## SET EXERCISE
Read through the data and count the lines that contain the string "table"; give only the result.

-- START RECORDS FOR THE EXERCISE --

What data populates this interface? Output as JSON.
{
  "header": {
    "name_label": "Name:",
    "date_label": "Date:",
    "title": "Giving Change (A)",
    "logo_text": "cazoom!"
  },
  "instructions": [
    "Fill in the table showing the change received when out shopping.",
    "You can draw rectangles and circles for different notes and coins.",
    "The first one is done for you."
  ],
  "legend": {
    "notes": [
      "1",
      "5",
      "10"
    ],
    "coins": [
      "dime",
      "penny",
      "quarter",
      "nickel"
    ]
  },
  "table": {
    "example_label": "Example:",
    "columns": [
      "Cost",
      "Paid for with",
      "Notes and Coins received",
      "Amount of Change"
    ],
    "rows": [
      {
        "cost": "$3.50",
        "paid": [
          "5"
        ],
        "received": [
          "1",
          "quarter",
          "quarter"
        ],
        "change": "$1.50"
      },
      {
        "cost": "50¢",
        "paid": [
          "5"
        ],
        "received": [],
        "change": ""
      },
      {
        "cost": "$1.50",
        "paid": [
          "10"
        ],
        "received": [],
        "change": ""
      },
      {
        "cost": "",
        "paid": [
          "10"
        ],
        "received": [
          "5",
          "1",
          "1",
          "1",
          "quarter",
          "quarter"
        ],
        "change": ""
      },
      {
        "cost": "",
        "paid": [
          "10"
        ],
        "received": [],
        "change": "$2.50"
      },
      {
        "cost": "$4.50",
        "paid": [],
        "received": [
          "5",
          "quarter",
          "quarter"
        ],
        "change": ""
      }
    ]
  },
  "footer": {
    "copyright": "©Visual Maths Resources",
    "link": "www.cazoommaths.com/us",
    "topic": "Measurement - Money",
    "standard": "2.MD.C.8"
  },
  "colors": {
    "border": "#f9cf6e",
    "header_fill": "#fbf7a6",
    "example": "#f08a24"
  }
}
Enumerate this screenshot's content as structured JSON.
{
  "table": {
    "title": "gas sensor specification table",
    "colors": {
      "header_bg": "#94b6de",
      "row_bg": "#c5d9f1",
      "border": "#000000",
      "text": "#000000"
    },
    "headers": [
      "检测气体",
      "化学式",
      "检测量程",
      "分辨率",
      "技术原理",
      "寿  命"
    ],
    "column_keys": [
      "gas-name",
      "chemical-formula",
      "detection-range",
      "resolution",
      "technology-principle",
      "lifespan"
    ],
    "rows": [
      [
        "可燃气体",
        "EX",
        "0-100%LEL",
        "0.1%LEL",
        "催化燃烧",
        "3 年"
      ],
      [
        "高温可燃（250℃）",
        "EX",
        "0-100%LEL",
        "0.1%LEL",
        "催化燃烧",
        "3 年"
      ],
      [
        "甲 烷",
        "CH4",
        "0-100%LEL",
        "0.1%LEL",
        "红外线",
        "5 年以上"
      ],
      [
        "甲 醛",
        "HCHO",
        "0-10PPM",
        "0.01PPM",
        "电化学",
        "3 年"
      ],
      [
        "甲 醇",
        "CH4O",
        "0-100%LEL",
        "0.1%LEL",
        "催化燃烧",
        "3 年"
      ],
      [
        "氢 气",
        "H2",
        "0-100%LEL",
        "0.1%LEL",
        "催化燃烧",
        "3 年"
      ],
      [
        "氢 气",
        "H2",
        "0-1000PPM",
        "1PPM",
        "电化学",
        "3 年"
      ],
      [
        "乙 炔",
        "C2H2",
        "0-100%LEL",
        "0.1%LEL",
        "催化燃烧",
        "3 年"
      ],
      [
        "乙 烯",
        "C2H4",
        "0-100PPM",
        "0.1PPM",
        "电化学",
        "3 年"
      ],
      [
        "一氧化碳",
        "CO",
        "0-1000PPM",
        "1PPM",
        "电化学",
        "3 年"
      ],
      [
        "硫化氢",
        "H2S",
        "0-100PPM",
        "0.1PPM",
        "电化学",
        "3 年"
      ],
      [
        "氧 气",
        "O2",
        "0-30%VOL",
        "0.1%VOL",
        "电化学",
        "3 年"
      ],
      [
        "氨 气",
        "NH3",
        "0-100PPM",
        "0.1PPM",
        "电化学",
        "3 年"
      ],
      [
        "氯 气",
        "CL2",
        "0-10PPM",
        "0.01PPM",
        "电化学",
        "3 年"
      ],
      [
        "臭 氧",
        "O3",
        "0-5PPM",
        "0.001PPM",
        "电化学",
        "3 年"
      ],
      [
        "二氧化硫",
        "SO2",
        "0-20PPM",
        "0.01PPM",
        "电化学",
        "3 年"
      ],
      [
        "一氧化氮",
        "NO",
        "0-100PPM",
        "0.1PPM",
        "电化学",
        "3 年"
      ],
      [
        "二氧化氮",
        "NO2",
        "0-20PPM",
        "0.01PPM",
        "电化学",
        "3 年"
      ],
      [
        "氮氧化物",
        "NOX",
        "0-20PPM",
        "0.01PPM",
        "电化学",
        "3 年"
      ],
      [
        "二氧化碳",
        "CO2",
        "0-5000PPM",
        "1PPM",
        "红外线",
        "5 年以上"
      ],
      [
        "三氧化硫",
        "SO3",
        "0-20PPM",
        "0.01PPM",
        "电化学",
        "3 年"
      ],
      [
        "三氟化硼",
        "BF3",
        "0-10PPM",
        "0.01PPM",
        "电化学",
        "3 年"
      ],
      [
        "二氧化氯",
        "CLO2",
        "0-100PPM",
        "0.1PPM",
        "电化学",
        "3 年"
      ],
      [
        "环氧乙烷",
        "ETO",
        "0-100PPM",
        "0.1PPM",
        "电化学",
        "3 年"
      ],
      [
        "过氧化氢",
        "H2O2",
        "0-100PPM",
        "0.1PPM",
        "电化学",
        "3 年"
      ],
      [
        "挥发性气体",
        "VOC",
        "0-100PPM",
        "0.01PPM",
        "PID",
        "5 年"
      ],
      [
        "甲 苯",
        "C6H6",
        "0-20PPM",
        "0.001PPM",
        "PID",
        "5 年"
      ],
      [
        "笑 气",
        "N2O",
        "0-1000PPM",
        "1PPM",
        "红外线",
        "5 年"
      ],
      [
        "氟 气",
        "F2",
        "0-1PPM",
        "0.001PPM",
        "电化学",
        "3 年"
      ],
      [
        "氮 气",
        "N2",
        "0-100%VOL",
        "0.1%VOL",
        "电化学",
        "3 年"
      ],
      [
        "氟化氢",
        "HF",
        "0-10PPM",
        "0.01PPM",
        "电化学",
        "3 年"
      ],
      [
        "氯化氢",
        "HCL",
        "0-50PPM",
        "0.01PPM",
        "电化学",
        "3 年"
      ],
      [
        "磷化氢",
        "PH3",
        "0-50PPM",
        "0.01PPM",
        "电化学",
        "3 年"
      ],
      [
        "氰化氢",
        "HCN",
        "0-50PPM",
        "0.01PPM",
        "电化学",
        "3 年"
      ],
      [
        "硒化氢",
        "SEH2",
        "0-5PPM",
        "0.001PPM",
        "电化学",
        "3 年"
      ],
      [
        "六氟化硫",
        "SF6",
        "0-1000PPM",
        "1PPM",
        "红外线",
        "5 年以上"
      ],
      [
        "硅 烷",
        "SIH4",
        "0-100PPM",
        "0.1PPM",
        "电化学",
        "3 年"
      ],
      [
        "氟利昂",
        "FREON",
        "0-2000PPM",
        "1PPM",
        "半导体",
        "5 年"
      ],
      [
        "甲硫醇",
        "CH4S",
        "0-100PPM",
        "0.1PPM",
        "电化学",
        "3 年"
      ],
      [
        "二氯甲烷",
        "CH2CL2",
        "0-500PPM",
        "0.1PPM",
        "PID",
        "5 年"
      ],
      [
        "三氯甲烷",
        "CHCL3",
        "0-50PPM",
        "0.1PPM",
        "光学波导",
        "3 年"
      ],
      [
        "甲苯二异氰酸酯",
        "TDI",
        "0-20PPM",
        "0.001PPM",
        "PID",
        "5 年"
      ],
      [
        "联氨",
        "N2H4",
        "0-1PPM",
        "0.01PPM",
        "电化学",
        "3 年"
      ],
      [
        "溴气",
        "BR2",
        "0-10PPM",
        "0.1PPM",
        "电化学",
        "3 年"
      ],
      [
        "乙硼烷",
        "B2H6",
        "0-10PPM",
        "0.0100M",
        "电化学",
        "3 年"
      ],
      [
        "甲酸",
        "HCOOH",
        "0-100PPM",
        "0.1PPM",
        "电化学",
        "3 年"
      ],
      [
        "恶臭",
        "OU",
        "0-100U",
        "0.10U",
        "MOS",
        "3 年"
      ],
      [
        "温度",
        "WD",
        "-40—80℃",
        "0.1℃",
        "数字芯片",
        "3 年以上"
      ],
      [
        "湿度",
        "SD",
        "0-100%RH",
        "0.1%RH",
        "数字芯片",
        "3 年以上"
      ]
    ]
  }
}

-- END RECORDS FOR THE EXERCISE --

## OUTPUT
4